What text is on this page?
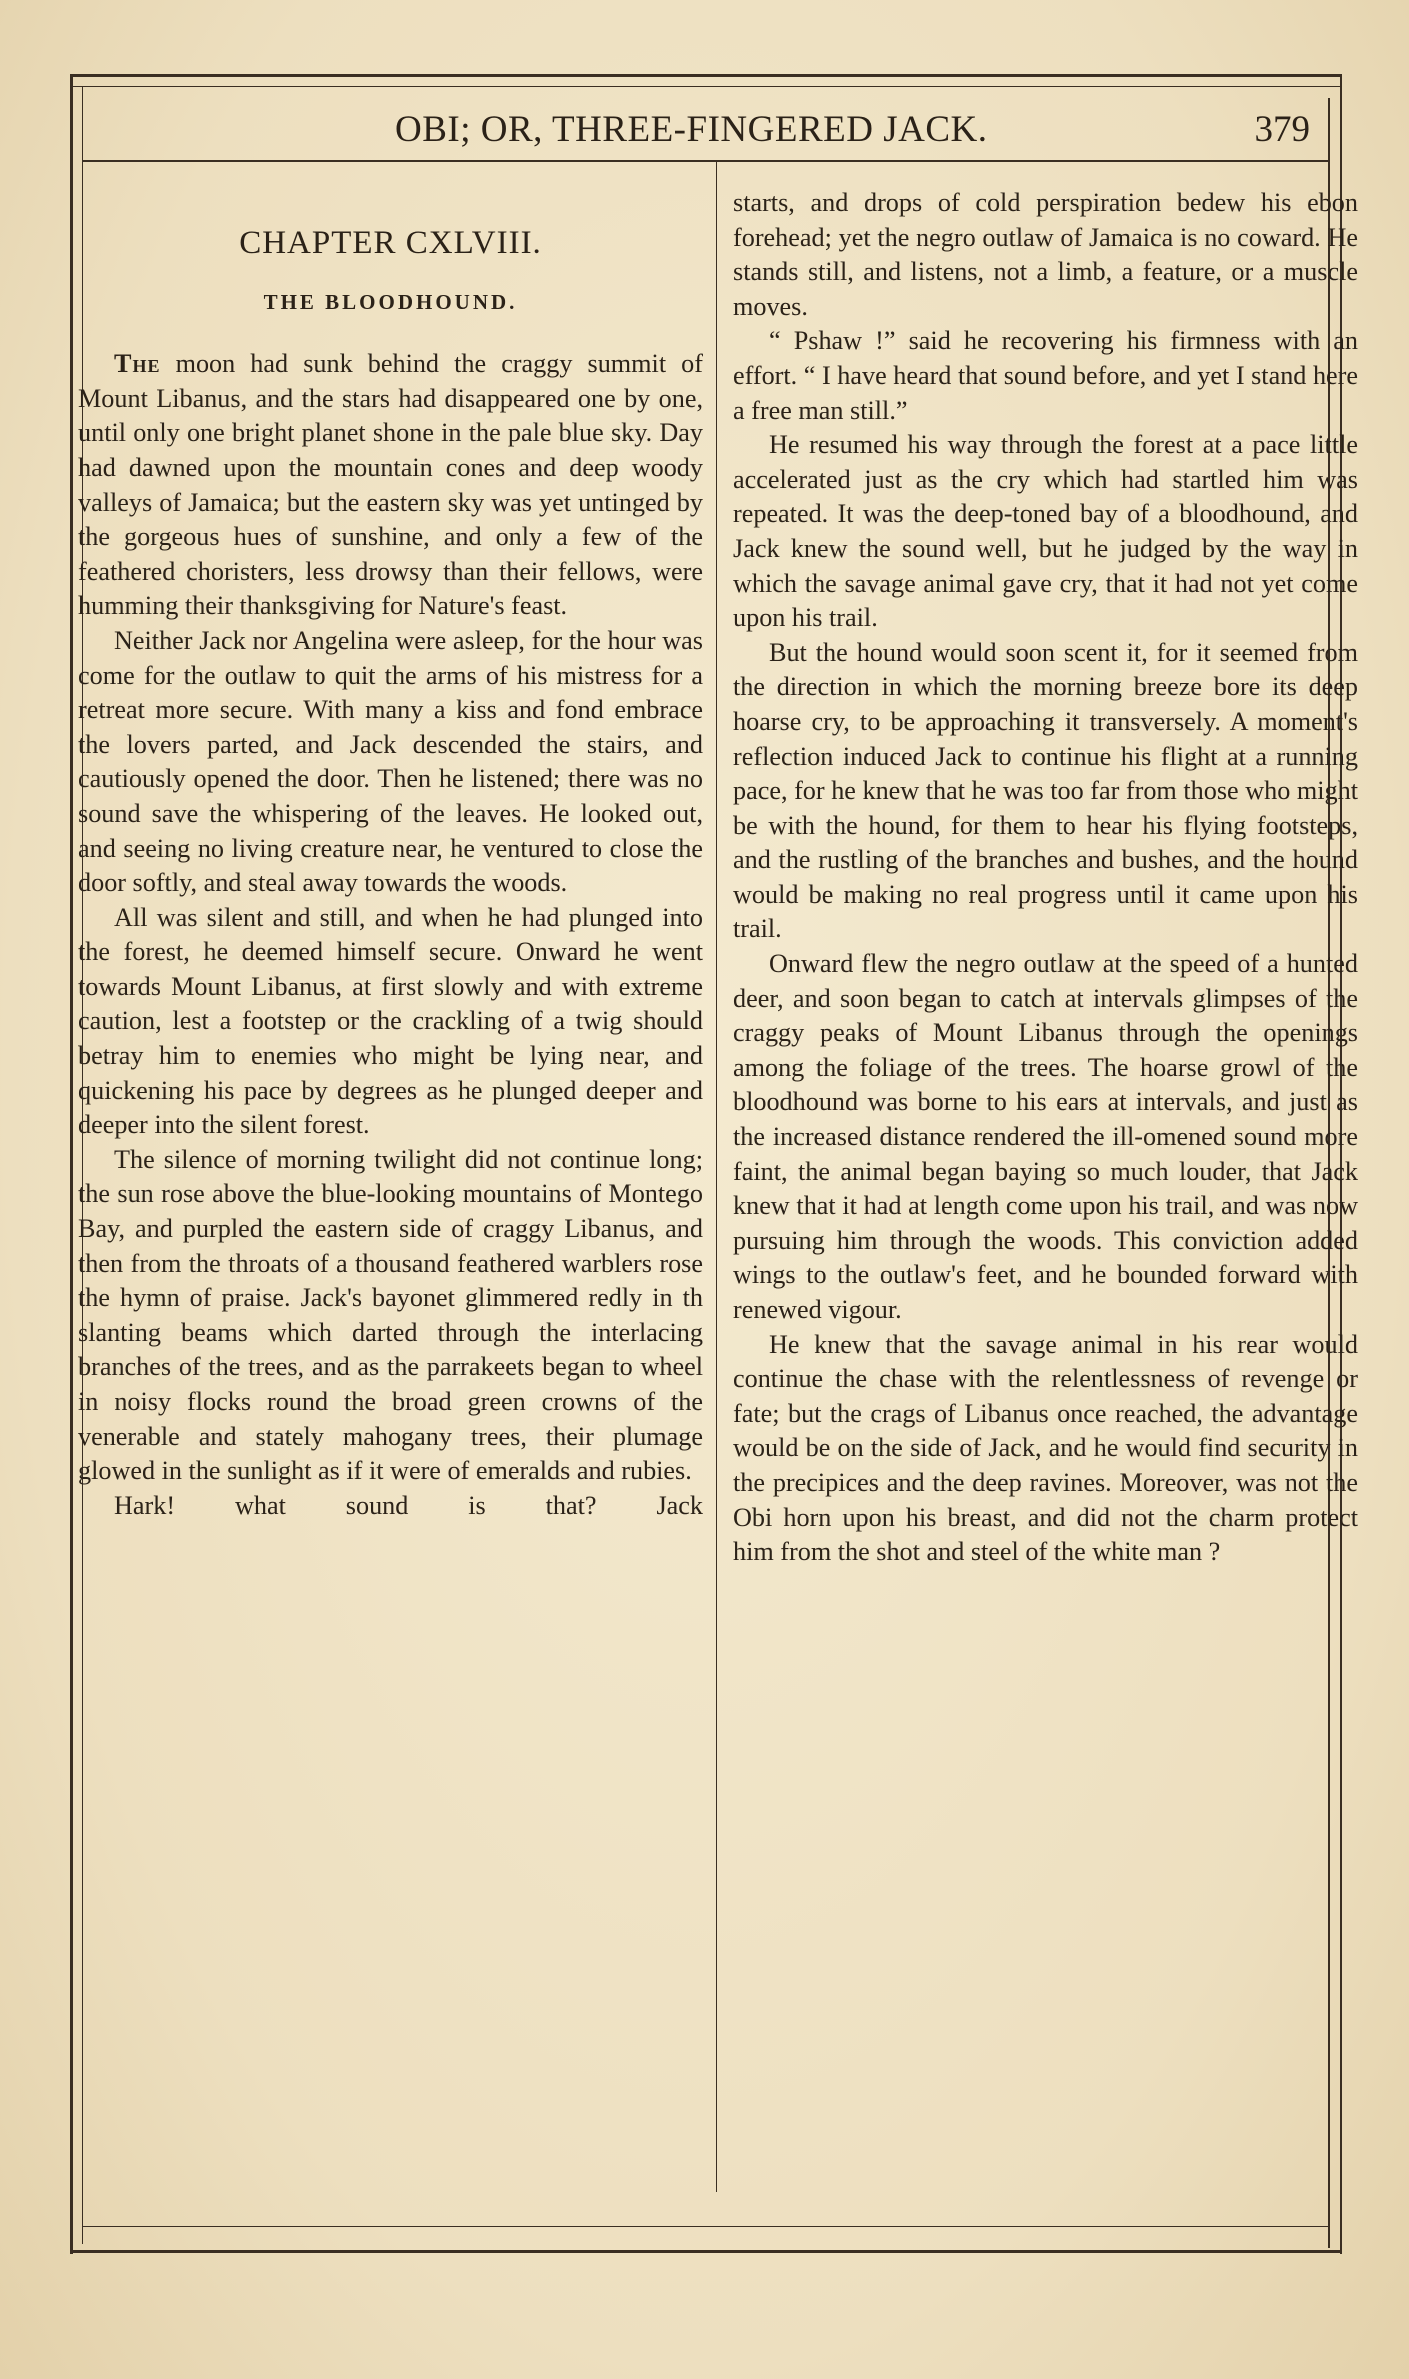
OBI; OR, THREE-FINGERED JACK.	379
CHAPTER CXLVIII.
THE BLOODHOUND.

The moon had sunk behind the craggy summit of Mount Libanus, and the stars had disappeared one by one, until only one bright planet shone in the pale blue sky. Day had dawned upon the mountain cones and deep woody valleys of Jamaica; but the eastern sky was yet untinged by the gorgeous hues of sunshine, and only a few of the feathered choristers, less drowsy than their fellows, were humming their thanksgiving for Nature's feast.

Neither Jack nor Angelina were asleep, for the hour was come for the outlaw to quit the arms of his mistress for a retreat more secure. With many a kiss and fond embrace the lovers parted, and Jack descended the stairs, and cautiously opened the door. Then he listened; there was no sound save the whispering of the leaves. He looked out, and seeing no living creature near, he ventured to close the door softly, and steal away towards the woods.

All was silent and still, and when he had plunged into the forest, he deemed himself secure. Onward he went towards Mount Libanus, at first slowly and with extreme caution, lest a footstep or the crackling of a twig should betray him to enemies who might be lying near, and quickening his pace by degrees as he plunged deeper and deeper into the silent forest.

The silence of morning twilight did not continue long; the sun rose above the blue-looking mountains of Montego Bay, and purpled the eastern side of craggy Libanus, and then from the throats of a thousand feathered warblers rose the hymn of praise. Jack's bayonet glimmered redly in th slanting beams which darted through the interlacing branches of the trees, and as the parrakeets began to wheel in noisy flocks round the broad green crowns of the venerable and stately mahogany trees, their plumage glowed in the sunlight as if it were of emeralds and rubies.

Hark! what sound is that? Jack

starts, and drops of cold perspiration bedew his ebon forehead; yet the negro outlaw of Jamaica is no coward. He stands still, and listens, not a limb, a feature, or a muscle moves.

“ Pshaw !” said he recovering his firmness with an effort. “ I have heard that sound before, and yet I stand here a free man still.”

He resumed his way through the forest at a pace little accelerated just as the cry which had startled him was repeated. It was the deep-toned bay of a bloodhound, and Jack knew the sound well, but he judged by the way in which the savage animal gave cry, that it had not yet come upon his trail.

But the hound would soon scent it, for it seemed from the direction in which the morning breeze bore its deep hoarse cry, to be approaching it transversely. A moment's reflection induced Jack to continue his flight at a running pace, for he knew that he was too far from those who might be with the hound, for them to hear his flying footsteps, and the rustling of the branches and bushes, and the hound would be making no real progress until it came upon his trail.

Onward flew the negro outlaw at the speed of a hunted deer, and soon began to catch at intervals glimpses of the craggy peaks of Mount Libanus through the openings among the foliage of the trees. The hoarse growl of the bloodhound was borne to his ears at intervals, and just as the increased distance rendered the ill-omened sound more faint, the animal began baying so much louder, that Jack knew that it had at length come upon his trail, and was now pursuing him through the woods. This conviction added wings to the outlaw's feet, and he bounded forward with renewed vigour.

He knew that the savage animal in his rear would continue the chase with the relentlessness of revenge or fate; but the crags of Libanus once reached, the advantage would be on the side of Jack, and he would find security in the precipices and the deep ravines. Moreover, was not the Obi horn upon his breast, and did not the charm protect him from the shot and steel of the white man ?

━━━━

→ What you will do: Without including any picture, repeat the data exactly.

→ Task output:
What text is on this page?
OBI; OR, THREE-FINGERED JACK.	379
CHAPTER CXLVIII.
THE BLOODHOUND.

The moon had sunk behind the craggy summit of Mount Libanus, and the stars had disappeared one by one, until only one bright planet shone in the pale blue sky. Day had dawned upon the mountain cones and deep woody valleys of Jamaica; but the eastern sky was yet untinged by the gorgeous hues of sunshine, and only a few of the feathered choristers, less drowsy than their fellows, were humming their thanksgiving for Nature's feast.

Neither Jack nor Angelina were asleep, for the hour was come for the outlaw to quit the arms of his mistress for a retreat more secure. With many a kiss and fond embrace the lovers parted, and Jack descended the stairs, and cautiously opened the door. Then he listened; there was no sound save the whispering of the leaves. He looked out, and seeing no living creature near, he ventured to close the door softly, and steal away towards the woods.

All was silent and still, and when he had plunged into the forest, he deemed himself secure. Onward he went towards Mount Libanus, at first slowly and with extreme caution, lest a footstep or the crackling of a twig should betray him to enemies who might be lying near, and quickening his pace by degrees as he plunged deeper and deeper into the silent forest.

The silence of morning twilight did not continue long; the sun rose above the blue-looking mountains of Montego Bay, and purpled the eastern side of craggy Libanus, and then from the throats of a thousand feathered warblers rose the hymn of praise. Jack's bayonet glimmered redly in th slanting beams which darted through the interlacing branches of the trees, and as the parrakeets began to wheel in noisy flocks round the broad green crowns of the venerable and stately mahogany trees, their plumage glowed in the sunlight as if it were of emeralds and rubies.

Hark! what sound is that? Jack

starts, and drops of cold perspiration bedew his ebon forehead; yet the negro outlaw of Jamaica is no coward. He stands still, and listens, not a limb, a feature, or a muscle moves.

“ Pshaw !” said he recovering his firmness with an effort. “ I have heard that sound before, and yet I stand here a free man still.”

He resumed his way through the forest at a pace little accelerated just as the cry which had startled him was repeated. It was the deep-toned bay of a bloodhound, and Jack knew the sound well, but he judged by the way in which the savage animal gave cry, that it had not yet come upon his trail.

But the hound would soon scent it, for it seemed from the direction in which the morning breeze bore its deep hoarse cry, to be approaching it transversely. A moment's reflection induced Jack to continue his flight at a running pace, for he knew that he was too far from those who might be with the hound, for them to hear his flying footsteps, and the rustling of the branches and bushes, and the hound would be making no real progress until it came upon his trail.

Onward flew the negro outlaw at the speed of a hunted deer, and soon began to catch at intervals glimpses of the craggy peaks of Mount Libanus through the openings among the foliage of the trees. The hoarse growl of the bloodhound was borne to his ears at intervals, and just as the increased distance rendered the ill-omened sound more faint, the animal began baying so much louder, that Jack knew that it had at length come upon his trail, and was now pursuing him through the woods. This conviction added wings to the outlaw's feet, and he bounded forward with renewed vigour.

He knew that the savage animal in his rear would continue the chase with the relentlessness of revenge or fate; but the crags of Libanus once reached, the advantage would be on the side of Jack, and he would find security in the precipices and the deep ravines. Moreover, was not the Obi horn upon his breast, and did not the charm protect him from the shot and steel of the white man ?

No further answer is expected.